The problem:
Look through the listing and locate every line containing the word "Highways"; copy those lines.

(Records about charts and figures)
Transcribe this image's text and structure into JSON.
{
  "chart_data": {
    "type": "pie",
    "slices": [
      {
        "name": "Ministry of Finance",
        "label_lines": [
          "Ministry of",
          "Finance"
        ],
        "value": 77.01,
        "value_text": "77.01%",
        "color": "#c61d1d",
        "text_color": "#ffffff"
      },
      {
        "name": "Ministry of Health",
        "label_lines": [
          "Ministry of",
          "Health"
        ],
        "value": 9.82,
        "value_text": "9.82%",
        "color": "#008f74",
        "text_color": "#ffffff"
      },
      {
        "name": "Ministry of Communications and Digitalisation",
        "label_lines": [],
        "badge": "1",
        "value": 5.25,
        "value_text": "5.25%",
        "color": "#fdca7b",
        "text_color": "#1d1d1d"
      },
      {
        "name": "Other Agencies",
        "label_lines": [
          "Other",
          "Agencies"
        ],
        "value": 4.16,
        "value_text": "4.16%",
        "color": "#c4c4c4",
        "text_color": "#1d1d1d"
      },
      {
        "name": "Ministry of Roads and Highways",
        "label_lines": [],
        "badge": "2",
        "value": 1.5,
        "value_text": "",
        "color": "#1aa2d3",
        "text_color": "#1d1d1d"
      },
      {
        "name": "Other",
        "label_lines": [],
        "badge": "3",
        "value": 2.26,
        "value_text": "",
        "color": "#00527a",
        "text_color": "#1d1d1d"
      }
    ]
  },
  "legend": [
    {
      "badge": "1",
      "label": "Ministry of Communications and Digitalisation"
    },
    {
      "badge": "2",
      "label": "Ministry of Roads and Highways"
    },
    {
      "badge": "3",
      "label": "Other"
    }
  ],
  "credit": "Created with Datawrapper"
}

==

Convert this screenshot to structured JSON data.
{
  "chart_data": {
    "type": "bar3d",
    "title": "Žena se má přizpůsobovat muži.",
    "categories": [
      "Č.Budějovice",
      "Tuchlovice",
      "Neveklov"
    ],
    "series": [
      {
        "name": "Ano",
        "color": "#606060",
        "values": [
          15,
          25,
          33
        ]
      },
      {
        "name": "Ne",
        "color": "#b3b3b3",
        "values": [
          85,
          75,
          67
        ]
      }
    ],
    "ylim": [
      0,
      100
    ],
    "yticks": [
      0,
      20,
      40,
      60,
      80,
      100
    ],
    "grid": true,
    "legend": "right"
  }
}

--

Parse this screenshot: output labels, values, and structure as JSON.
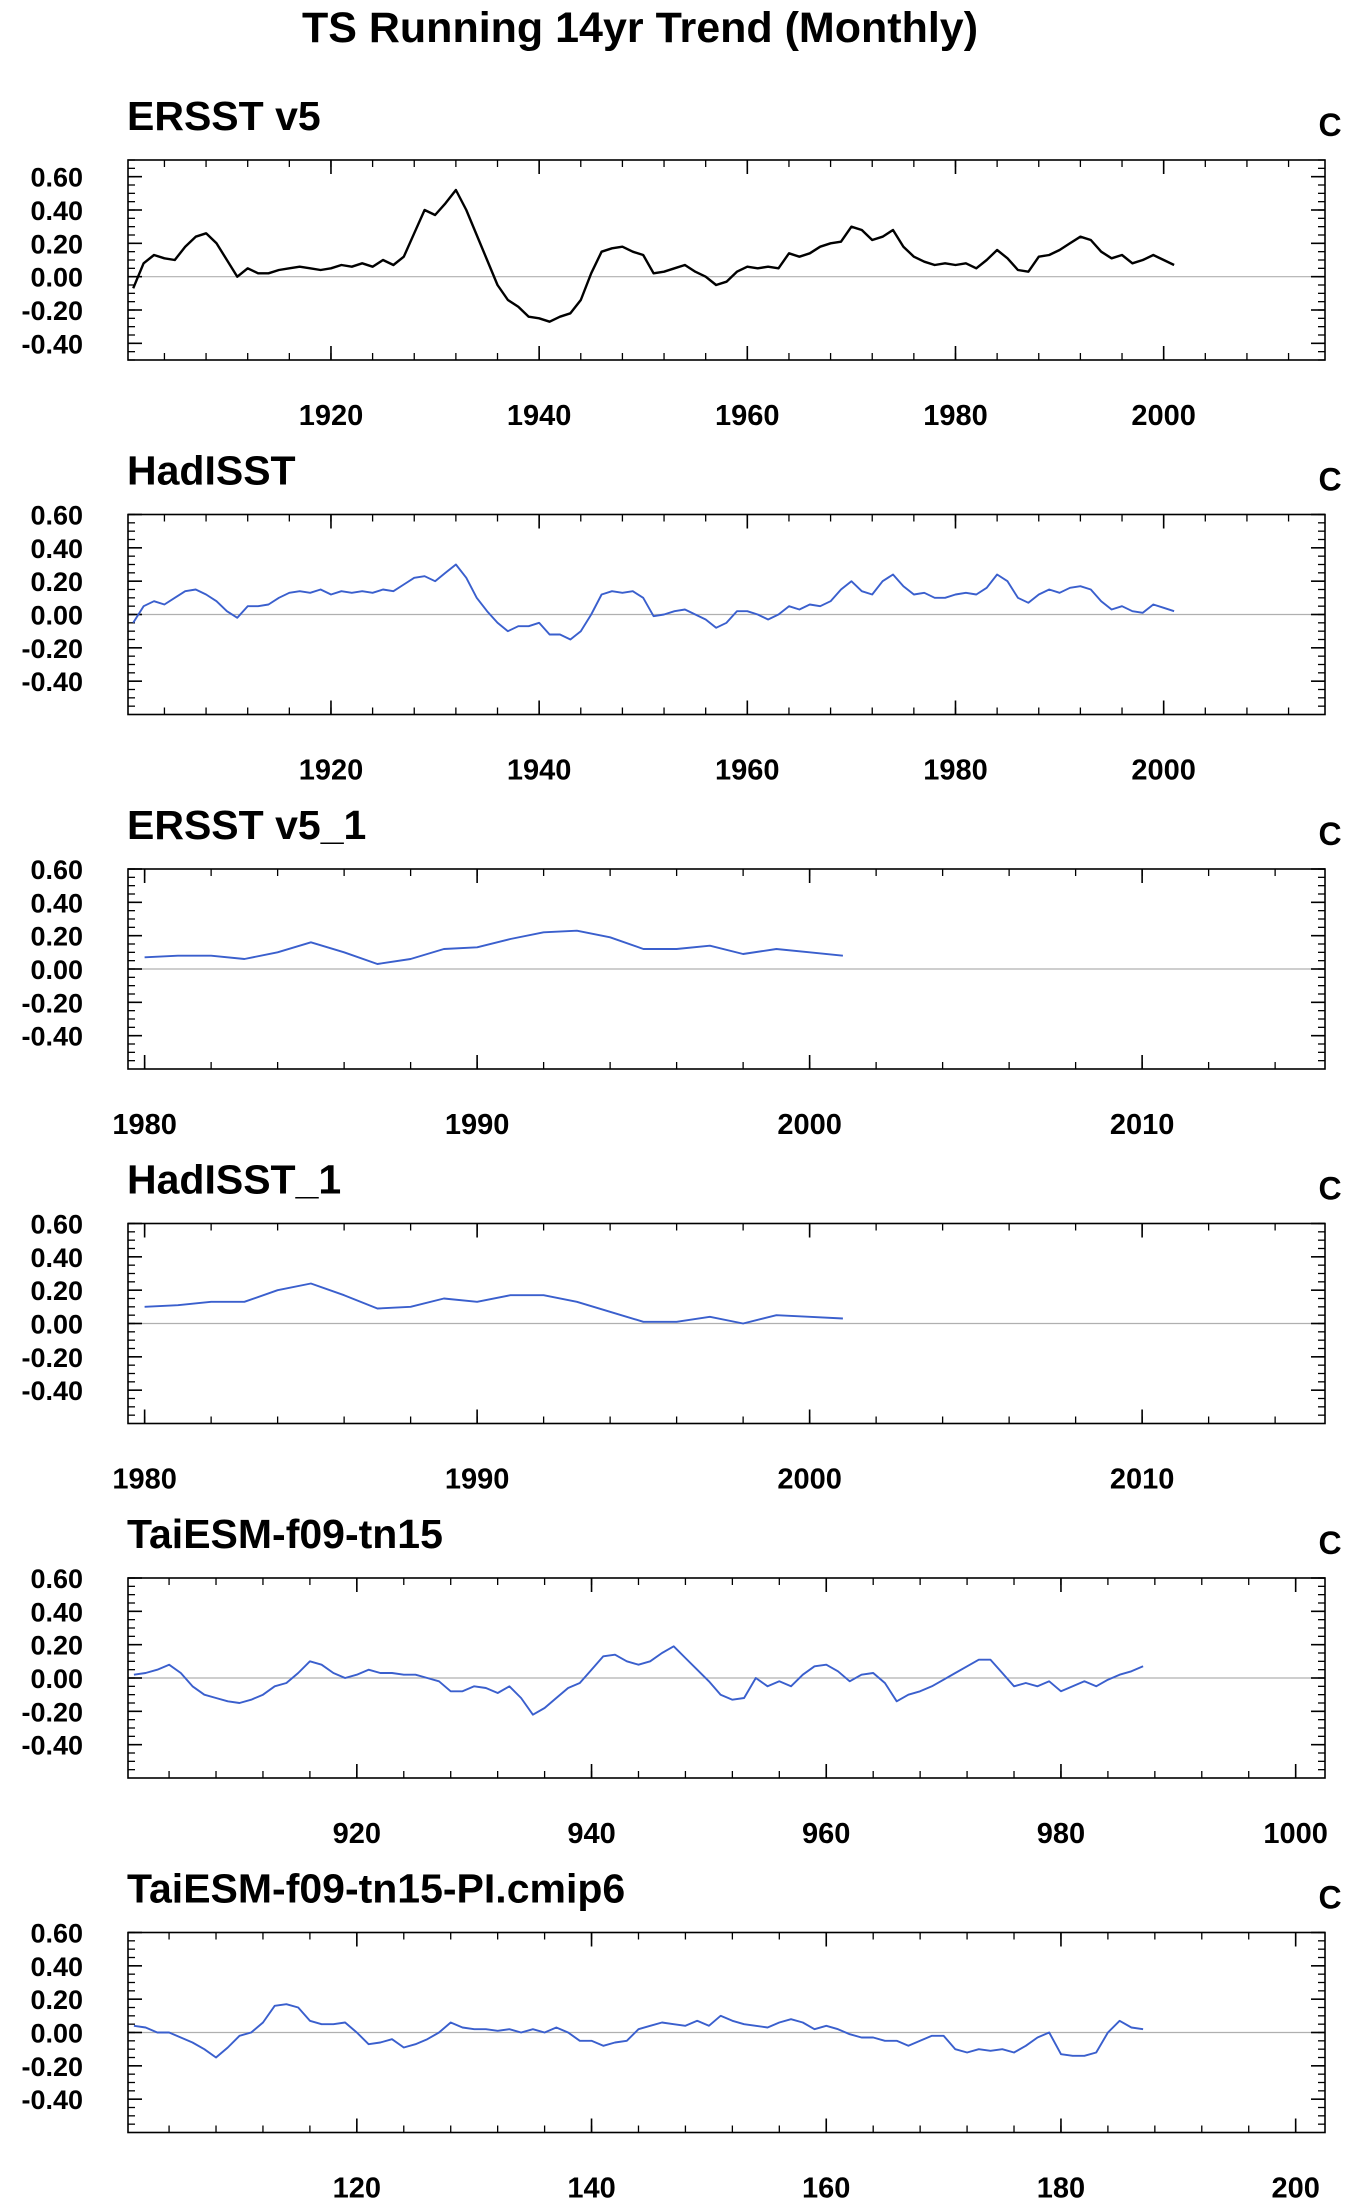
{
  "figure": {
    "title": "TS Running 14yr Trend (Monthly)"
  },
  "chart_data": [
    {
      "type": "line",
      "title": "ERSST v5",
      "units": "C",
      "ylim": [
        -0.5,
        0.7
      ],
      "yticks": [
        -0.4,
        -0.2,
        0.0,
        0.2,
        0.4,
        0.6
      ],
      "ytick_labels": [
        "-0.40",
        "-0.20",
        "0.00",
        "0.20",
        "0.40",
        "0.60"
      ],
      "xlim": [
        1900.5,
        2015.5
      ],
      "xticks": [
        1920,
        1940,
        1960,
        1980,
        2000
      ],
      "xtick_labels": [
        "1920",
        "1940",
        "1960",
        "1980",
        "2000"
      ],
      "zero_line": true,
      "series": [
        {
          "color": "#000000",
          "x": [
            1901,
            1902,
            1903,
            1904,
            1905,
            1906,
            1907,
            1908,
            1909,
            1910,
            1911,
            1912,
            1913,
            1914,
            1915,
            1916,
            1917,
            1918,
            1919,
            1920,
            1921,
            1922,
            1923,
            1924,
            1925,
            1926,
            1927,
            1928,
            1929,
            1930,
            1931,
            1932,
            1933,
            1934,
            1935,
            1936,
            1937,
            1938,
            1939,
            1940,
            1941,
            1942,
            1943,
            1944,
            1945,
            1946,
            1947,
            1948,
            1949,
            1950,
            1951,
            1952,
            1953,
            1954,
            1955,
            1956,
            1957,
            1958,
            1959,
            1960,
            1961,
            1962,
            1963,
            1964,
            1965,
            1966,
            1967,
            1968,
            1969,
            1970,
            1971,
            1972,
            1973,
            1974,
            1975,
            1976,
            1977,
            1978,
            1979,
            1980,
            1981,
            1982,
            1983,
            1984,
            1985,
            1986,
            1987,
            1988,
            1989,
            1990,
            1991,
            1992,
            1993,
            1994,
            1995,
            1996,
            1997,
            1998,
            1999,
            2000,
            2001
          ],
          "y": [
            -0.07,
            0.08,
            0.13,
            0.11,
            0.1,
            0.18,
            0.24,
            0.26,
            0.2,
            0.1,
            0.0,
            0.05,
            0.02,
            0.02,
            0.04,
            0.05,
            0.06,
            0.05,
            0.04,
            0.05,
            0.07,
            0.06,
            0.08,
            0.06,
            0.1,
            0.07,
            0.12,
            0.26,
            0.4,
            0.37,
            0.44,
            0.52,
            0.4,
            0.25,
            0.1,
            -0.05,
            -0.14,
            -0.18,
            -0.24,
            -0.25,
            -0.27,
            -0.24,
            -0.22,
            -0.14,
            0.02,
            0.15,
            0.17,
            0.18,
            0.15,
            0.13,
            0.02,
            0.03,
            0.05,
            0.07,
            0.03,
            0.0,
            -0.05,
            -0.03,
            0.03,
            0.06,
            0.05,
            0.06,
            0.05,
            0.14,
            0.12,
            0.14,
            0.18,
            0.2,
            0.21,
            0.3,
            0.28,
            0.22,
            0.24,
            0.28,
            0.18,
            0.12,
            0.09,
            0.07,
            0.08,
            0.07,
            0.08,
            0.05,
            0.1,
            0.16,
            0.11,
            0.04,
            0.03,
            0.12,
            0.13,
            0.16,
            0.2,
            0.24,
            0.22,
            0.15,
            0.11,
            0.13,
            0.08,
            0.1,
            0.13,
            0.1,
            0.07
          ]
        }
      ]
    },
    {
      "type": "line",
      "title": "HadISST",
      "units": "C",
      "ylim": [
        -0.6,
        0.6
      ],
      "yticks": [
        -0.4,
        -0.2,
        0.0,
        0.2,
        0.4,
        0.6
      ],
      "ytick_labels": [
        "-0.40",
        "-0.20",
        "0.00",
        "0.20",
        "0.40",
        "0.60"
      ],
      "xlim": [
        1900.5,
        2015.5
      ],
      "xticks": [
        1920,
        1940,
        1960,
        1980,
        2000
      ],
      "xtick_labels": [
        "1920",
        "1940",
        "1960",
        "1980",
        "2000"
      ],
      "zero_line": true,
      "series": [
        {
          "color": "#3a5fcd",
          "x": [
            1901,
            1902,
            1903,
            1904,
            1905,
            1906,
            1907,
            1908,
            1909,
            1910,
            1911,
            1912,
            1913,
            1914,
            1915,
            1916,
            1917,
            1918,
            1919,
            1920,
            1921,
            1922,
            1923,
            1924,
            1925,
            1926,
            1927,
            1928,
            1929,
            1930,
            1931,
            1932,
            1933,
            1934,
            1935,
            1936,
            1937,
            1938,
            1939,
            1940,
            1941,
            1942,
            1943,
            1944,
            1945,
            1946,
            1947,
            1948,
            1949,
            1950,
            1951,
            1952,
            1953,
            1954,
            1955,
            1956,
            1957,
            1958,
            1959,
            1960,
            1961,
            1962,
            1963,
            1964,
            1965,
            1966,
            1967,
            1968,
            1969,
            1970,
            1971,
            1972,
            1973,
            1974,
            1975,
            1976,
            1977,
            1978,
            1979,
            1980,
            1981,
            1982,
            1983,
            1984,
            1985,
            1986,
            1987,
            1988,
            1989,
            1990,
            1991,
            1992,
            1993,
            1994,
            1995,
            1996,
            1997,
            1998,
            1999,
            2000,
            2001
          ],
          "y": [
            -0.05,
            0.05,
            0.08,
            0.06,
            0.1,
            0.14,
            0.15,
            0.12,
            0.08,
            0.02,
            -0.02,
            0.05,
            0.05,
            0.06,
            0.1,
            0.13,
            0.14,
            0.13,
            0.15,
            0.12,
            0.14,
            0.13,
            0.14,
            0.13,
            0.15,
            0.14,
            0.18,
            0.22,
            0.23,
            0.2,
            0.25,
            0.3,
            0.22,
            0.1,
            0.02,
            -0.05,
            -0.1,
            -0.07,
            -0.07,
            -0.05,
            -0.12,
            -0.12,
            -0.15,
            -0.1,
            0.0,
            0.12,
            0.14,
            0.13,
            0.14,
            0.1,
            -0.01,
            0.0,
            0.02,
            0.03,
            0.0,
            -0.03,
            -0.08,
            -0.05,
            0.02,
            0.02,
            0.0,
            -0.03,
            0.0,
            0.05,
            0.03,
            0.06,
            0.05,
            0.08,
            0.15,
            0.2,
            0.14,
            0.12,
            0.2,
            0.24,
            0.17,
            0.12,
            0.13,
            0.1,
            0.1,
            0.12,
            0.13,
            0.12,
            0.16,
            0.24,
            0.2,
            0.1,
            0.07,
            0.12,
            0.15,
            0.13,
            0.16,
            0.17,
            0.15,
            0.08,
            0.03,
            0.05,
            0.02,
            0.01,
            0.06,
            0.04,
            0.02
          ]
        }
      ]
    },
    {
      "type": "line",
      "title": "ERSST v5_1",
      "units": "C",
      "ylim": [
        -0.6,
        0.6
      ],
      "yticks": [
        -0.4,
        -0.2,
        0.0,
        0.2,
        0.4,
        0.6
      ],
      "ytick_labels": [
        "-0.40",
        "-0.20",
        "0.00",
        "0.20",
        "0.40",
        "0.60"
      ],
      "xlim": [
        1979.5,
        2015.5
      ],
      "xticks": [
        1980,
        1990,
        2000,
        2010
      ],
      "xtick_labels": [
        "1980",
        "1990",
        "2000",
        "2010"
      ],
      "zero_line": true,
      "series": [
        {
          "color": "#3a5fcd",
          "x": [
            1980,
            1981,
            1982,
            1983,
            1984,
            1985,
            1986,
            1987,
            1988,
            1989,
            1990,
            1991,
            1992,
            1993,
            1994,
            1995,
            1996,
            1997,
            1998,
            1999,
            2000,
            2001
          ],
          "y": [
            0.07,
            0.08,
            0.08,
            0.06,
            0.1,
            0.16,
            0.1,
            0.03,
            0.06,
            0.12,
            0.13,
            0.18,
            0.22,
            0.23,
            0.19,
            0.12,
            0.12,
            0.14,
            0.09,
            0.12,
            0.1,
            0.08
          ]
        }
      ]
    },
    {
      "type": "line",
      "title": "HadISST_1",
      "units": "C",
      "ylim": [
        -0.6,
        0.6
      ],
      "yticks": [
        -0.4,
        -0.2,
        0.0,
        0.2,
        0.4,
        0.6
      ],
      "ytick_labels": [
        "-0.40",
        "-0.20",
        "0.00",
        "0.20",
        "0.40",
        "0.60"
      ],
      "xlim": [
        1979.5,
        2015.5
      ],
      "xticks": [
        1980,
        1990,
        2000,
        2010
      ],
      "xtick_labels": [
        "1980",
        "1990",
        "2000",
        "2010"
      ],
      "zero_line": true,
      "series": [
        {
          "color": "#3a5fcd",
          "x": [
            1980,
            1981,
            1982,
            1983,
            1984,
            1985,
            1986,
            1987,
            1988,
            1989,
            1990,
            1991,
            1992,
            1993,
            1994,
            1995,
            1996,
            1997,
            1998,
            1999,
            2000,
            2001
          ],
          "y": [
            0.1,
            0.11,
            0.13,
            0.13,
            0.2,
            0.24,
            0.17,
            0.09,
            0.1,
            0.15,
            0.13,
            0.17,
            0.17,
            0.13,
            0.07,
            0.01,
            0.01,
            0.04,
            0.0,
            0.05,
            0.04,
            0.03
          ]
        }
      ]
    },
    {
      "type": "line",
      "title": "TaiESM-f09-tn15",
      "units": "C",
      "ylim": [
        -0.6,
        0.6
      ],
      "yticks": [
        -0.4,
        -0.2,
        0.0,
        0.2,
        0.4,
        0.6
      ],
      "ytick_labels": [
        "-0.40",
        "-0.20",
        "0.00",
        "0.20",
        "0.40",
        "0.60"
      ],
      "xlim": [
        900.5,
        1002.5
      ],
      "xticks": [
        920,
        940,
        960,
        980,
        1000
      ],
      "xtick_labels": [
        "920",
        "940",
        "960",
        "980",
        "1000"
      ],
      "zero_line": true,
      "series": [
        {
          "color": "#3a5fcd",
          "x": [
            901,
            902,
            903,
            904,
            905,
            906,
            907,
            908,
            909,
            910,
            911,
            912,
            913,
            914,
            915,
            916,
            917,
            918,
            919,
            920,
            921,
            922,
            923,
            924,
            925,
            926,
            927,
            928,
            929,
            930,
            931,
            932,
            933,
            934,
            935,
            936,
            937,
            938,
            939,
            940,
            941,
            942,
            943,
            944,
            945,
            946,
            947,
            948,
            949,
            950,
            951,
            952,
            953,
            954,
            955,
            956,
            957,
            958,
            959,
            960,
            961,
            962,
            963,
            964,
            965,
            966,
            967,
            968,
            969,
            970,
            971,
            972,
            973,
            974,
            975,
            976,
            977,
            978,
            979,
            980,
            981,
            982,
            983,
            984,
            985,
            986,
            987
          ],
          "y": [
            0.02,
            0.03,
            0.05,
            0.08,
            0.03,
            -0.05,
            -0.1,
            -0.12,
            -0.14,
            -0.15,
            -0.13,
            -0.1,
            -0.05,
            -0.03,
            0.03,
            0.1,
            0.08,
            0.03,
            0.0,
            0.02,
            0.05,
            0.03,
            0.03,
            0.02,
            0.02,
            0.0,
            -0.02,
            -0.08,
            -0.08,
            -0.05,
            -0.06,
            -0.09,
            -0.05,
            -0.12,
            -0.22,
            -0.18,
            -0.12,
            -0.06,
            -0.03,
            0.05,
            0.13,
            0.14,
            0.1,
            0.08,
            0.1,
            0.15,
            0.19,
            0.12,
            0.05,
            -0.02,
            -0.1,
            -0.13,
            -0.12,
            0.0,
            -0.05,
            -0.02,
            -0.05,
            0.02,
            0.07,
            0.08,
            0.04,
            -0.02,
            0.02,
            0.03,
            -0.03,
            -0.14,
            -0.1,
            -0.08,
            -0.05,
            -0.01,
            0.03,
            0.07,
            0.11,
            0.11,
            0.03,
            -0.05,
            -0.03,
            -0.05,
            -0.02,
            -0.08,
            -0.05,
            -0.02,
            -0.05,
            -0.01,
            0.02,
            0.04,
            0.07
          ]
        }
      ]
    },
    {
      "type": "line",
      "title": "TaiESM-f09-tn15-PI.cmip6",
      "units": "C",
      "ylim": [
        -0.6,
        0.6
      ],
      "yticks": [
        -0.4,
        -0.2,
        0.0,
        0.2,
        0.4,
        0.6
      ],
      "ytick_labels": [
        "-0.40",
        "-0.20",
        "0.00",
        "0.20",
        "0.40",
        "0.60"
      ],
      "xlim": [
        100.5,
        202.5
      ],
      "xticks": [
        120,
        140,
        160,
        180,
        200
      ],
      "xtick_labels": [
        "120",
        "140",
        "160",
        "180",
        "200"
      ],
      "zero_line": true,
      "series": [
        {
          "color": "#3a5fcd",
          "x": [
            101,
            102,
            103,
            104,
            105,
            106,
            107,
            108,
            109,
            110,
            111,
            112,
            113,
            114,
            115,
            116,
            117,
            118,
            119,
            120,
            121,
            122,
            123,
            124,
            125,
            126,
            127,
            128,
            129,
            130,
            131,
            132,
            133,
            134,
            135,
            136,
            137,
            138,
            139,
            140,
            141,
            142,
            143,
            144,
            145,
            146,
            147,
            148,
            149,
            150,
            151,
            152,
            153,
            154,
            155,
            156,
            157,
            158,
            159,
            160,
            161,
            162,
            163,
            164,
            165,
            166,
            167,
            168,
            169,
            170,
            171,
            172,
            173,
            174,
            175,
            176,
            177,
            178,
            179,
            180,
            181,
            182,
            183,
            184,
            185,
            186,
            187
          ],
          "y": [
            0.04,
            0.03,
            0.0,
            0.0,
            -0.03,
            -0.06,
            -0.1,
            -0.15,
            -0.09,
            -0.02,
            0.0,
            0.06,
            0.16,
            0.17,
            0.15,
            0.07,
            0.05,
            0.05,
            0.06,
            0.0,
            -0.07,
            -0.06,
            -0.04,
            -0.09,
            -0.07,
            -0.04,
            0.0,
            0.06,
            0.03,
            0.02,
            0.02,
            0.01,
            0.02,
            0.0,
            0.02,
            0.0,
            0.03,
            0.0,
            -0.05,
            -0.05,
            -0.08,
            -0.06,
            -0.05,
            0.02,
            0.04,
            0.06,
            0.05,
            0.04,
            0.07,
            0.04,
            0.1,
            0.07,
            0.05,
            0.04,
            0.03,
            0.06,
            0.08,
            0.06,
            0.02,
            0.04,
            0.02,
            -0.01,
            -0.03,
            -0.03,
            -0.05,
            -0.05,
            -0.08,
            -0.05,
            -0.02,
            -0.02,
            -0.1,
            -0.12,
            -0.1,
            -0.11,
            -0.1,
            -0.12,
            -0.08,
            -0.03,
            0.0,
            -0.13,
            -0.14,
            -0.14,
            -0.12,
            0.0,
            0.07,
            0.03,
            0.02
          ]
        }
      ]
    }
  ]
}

Solution for this problem:
        "name": "Ministry of Roads and Highways",
      "label": "Ministry of Roads and Highways"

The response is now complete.